• **WORK TO COMPLETE**
Can you retype every record below exactly as written?

• **EXTRACTED DATA**
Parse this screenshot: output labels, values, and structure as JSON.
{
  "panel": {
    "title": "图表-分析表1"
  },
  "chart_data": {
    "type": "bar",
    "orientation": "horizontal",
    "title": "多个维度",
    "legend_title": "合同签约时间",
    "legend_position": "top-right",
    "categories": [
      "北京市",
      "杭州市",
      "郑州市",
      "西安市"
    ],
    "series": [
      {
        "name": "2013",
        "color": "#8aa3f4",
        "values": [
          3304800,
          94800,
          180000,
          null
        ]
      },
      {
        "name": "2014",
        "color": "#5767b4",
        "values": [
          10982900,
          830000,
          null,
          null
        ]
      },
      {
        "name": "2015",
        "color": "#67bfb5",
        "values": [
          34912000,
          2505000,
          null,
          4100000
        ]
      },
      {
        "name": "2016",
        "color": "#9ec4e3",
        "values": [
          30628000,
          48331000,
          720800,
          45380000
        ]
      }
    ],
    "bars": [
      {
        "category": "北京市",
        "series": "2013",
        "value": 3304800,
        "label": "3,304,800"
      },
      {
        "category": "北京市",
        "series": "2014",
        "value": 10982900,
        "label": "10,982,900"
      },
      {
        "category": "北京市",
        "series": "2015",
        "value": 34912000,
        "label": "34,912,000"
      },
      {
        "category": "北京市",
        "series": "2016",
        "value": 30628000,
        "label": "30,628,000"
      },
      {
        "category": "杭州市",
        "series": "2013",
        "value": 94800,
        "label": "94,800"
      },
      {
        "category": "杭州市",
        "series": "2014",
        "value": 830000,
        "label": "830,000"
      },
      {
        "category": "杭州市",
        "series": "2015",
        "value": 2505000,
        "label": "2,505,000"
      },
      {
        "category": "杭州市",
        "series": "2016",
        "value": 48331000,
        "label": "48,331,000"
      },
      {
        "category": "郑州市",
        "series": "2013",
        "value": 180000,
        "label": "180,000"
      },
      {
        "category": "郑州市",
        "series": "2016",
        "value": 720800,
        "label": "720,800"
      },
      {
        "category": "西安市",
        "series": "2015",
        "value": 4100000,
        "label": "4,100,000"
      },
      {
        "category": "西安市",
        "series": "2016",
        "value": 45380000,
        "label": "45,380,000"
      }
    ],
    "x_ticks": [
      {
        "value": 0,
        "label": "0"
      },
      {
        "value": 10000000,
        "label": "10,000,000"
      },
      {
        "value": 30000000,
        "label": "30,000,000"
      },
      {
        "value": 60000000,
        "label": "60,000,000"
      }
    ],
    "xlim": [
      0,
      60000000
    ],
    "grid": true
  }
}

• **FINISHED EXERCISE**
Parse this screenshot: output labels, values, and structure as JSON.
{
  "panel": {
    "title": "图表-分析表1"
  },
  "chart_data": {
    "type": "bar",
    "orientation": "horizontal",
    "title": "多个维度",
    "legend_title": "合同签约时间",
    "legend_position": "top-right",
    "categories": [
      "北京市",
      "杭州市",
      "郑州市",
      "西安市"
    ],
    "series": [
      {
        "name": "2013",
        "color": "#8aa3f4",
        "values": [
          3304800,
          94800,
          180000,
          null
        ]
      },
      {
        "name": "2014",
        "color": "#5767b4",
        "values": [
          10982900,
          830000,
          null,
          null
        ]
      },
      {
        "name": "2015",
        "color": "#67bfb5",
        "values": [
          34912000,
          2505000,
          null,
          4100000
        ]
      },
      {
        "name": "2016",
        "color": "#9ec4e3",
        "values": [
          30628000,
          48331000,
          720800,
          45380000
        ]
      }
    ],
    "bars": [
      {
        "category": "北京市",
        "series": "2013",
        "value": 3304800,
        "label": "3,304,800"
      },
      {
        "category": "北京市",
        "series": "2014",
        "value": 10982900,
        "label": "10,982,900"
      },
      {
        "category": "北京市",
        "series": "2015",
        "value": 34912000,
        "label": "34,912,000"
      },
      {
        "category": "北京市",
        "series": "2016",
        "value": 30628000,
        "label": "30,628,000"
      },
      {
        "category": "杭州市",
        "series": "2013",
        "value": 94800,
        "label": "94,800"
      },
      {
        "category": "杭州市",
        "series": "2014",
        "value": 830000,
        "label": "830,000"
      },
      {
        "category": "杭州市",
        "series": "2015",
        "value": 2505000,
        "label": "2,505,000"
      },
      {
        "category": "杭州市",
        "series": "2016",
        "value": 48331000,
        "label": "48,331,000"
      },
      {
        "category": "郑州市",
        "series": "2013",
        "value": 180000,
        "label": "180,000"
      },
      {
        "category": "郑州市",
        "series": "2016",
        "value": 720800,
        "label": "720,800"
      },
      {
        "category": "西安市",
        "series": "2015",
        "value": 4100000,
        "label": "4,100,000"
      },
      {
        "category": "西安市",
        "series": "2016",
        "value": 45380000,
        "label": "45,380,000"
      }
    ],
    "x_ticks": [
      {
        "value": 0,
        "label": "0"
      },
      {
        "value": 10000000,
        "label": "10,000,000"
      },
      {
        "value": 30000000,
        "label": "30,000,000"
      },
      {
        "value": 60000000,
        "label": "60,000,000"
      }
    ],
    "xlim": [
      0,
      60000000
    ],
    "grid": true
  }
}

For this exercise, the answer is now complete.